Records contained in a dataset

-.-.-

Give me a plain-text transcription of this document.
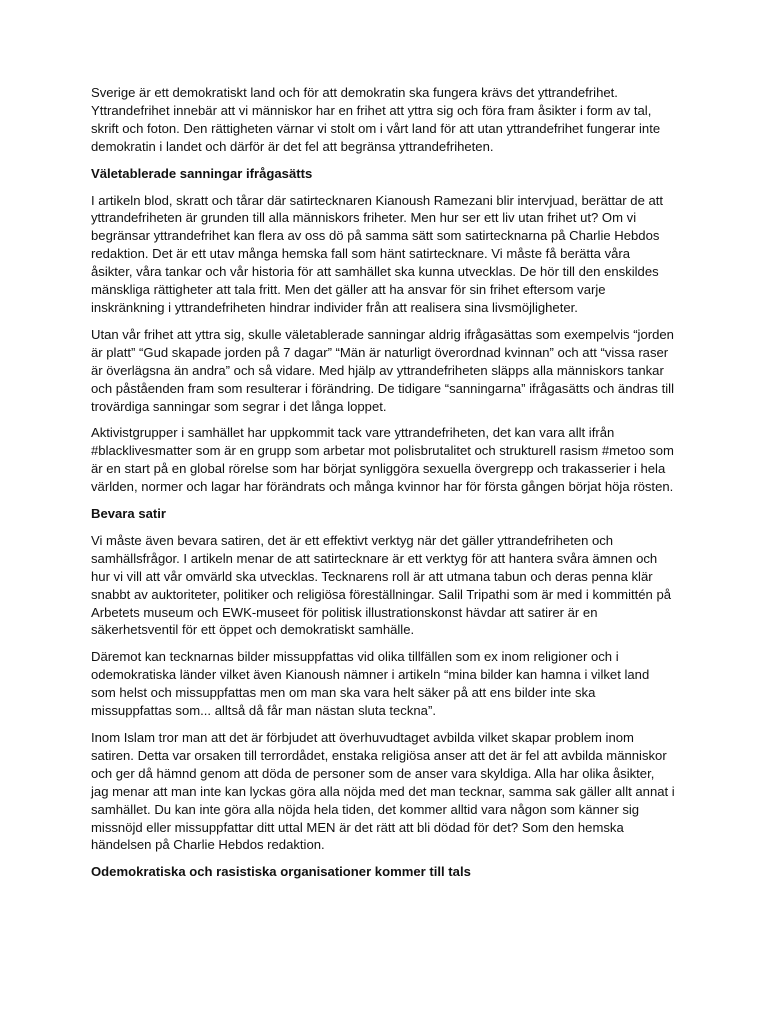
Sverige är ett demokratiskt land och för att demokratin ska fungera krävs det yttrandefrihet. Yttrandefrihet innebär att vi människor har en frihet att yttra sig och föra fram åsikter i form av tal, skrift och foton. Den rättigheten värnar vi stolt om i vårt land för att utan yttrandefrihet fungerar inte demokratin i landet och därför är det fel att begränsa yttrandefriheten.

Väletablerade sanningar ifrågasätts

I artikeln blod, skratt och tårar där satirtecknaren Kianoush Ramezani blir intervjuad, berättar de att yttrandefriheten är grunden till alla människors friheter. Men hur ser ett liv utan frihet ut? Om vi begränsar yttrandefrihet kan flera av oss dö på samma sätt som satirtecknarna på Charlie Hebdos redaktion. Det är ett utav många hemska fall som hänt satirtecknare. Vi måste få berätta våra åsikter, våra tankar och vår historia för att samhället ska kunna utvecklas. De hör till den enskildes mänskliga rättigheter att tala fritt. Men det gäller att ha ansvar för sin frihet eftersom varje inskränkning i yttrandefriheten hindrar individer från att realisera sina livsmöjligheter.

Utan vår frihet att yttra sig, skulle väletablerade sanningar aldrig ifrågasättas som exempelvis “jorden är platt” “Gud skapade jorden på 7 dagar” “Män är naturligt överordnad kvinnan” och att “vissa raser är överlägsna än andra” och så vidare. Med hjälp av yttrandefriheten släpps alla människors tankar och påståenden fram som resulterar i förändring. De tidigare “sanningarna” ifrågasätts och ändras till trovärdiga sanningar som segrar i det långa loppet.

Aktivistgrupper i samhället har uppkommit tack vare yttrandefriheten, det kan vara allt ifrån #blacklivesmatter som är en grupp som arbetar mot polisbrutalitet och strukturell rasism #metoo som är en start på en global rörelse som har börjat synliggöra sexuella övergrepp och trakasserier i hela världen, normer och lagar har förändrats och många kvinnor har för första gången börjat höja rösten.

Bevara satir

Vi måste även bevara satiren, det är ett effektivt verktyg när det gäller yttrandefriheten och samhällsfrågor. I artikeln menar de att satirtecknare är ett verktyg för att hantera svåra ämnen och hur vi vill att vår omvärld ska utvecklas. Tecknarens roll är att utmana tabun och deras penna klär snabbt av auktoriteter, politiker och religiösa föreställningar. Salil Tripathi som är med i kommittén på Arbetets museum och EWK-museet för politisk illustrationskonst hävdar att satirer är en säkerhetsventil för ett öppet och demokratiskt samhälle.

Däremot kan tecknarnas bilder missuppfattas vid olika tillfällen som ex inom religioner och i odemokratiska länder vilket även Kianoush nämner i artikeln “mina bilder kan hamna i vilket land som helst och missuppfattas men om man ska vara helt säker på att ens bilder inte ska missuppfattas som... alltså då får man nästan sluta teckna”.

Inom Islam tror man att det är förbjudet att överhuvudtaget avbilda vilket skapar problem inom satiren. Detta var orsaken till terrordådet, enstaka religiösa anser att det är fel att avbilda människor och ger då hämnd genom att döda de personer som de anser vara skyldiga. Alla har olika åsikter, jag menar att man inte kan lyckas göra alla nöjda med det man tecknar, samma sak gäller allt annat i samhället. Du kan inte göra alla nöjda hela tiden, det kommer alltid vara någon som känner sig missnöjd eller missuppfattar ditt uttal MEN är det rätt att bli dödad för det? Som den hemska händelsen på Charlie Hebdos redaktion.

Odemokratiska och rasistiska organisationer kommer till tals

-.-.-

» Assignment: All entries should be given again exactly, except that pictures are to be excluded.

» Expected answer:
Give me a plain-text transcription of this document.
Sverige är ett demokratiskt land och för att demokratin ska fungera krävs det yttrandefrihet. Yttrandefrihet innebär att vi människor har en frihet att yttra sig och föra fram åsikter i form av tal, skrift och foton. Den rättigheten värnar vi stolt om i vårt land för att utan yttrandefrihet fungerar inte demokratin i landet och därför är det fel att begränsa yttrandefriheten.

Väletablerade sanningar ifrågasätts

I artikeln blod, skratt och tårar där satirtecknaren Kianoush Ramezani blir intervjuad, berättar de att yttrandefriheten är grunden till alla människors friheter. Men hur ser ett liv utan frihet ut? Om vi begränsar yttrandefrihet kan flera av oss dö på samma sätt som satirtecknarna på Charlie Hebdos redaktion. Det är ett utav många hemska fall som hänt satirtecknare. Vi måste få berätta våra åsikter, våra tankar och vår historia för att samhället ska kunna utvecklas. De hör till den enskildes mänskliga rättigheter att tala fritt. Men det gäller att ha ansvar för sin frihet eftersom varje inskränkning i yttrandefriheten hindrar individer från att realisera sina livsmöjligheter.

Utan vår frihet att yttra sig, skulle väletablerade sanningar aldrig ifrågasättas som exempelvis “jorden är platt” “Gud skapade jorden på 7 dagar” “Män är naturligt överordnad kvinnan” och att “vissa raser är överlägsna än andra” och så vidare. Med hjälp av yttrandefriheten släpps alla människors tankar och påståenden fram som resulterar i förändring. De tidigare “sanningarna” ifrågasätts och ändras till trovärdiga sanningar som segrar i det långa loppet.

Aktivistgrupper i samhället har uppkommit tack vare yttrandefriheten, det kan vara allt ifrån #blacklivesmatter som är en grupp som arbetar mot polisbrutalitet och strukturell rasism #metoo som är en start på en global rörelse som har börjat synliggöra sexuella övergrepp och trakasserier i hela världen, normer och lagar har förändrats och många kvinnor har för första gången börjat höja rösten.

Bevara satir

Vi måste även bevara satiren, det är ett effektivt verktyg när det gäller yttrandefriheten och samhällsfrågor. I artikeln menar de att satirtecknare är ett verktyg för att hantera svåra ämnen och hur vi vill att vår omvärld ska utvecklas. Tecknarens roll är att utmana tabun och deras penna klär snabbt av auktoriteter, politiker och religiösa föreställningar. Salil Tripathi som är med i kommittén på Arbetets museum och EWK-museet för politisk illustrationskonst hävdar att satirer är en säkerhetsventil för ett öppet och demokratiskt samhälle.

Däremot kan tecknarnas bilder missuppfattas vid olika tillfällen som ex inom religioner och i odemokratiska länder vilket även Kianoush nämner i artikeln “mina bilder kan hamna i vilket land som helst och missuppfattas men om man ska vara helt säker på att ens bilder inte ska missuppfattas som... alltså då får man nästan sluta teckna”.

Inom Islam tror man att det är förbjudet att överhuvudtaget avbilda vilket skapar problem inom satiren. Detta var orsaken till terrordådet, enstaka religiösa anser att det är fel att avbilda människor och ger då hämnd genom att döda de personer som de anser vara skyldiga. Alla har olika åsikter, jag menar att man inte kan lyckas göra alla nöjda med det man tecknar, samma sak gäller allt annat i samhället. Du kan inte göra alla nöjda hela tiden, det kommer alltid vara någon som känner sig missnöjd eller missuppfattar ditt uttal MEN är det rätt att bli dödad för det? Som den hemska händelsen på Charlie Hebdos redaktion.

Odemokratiska och rasistiska organisationer kommer till tals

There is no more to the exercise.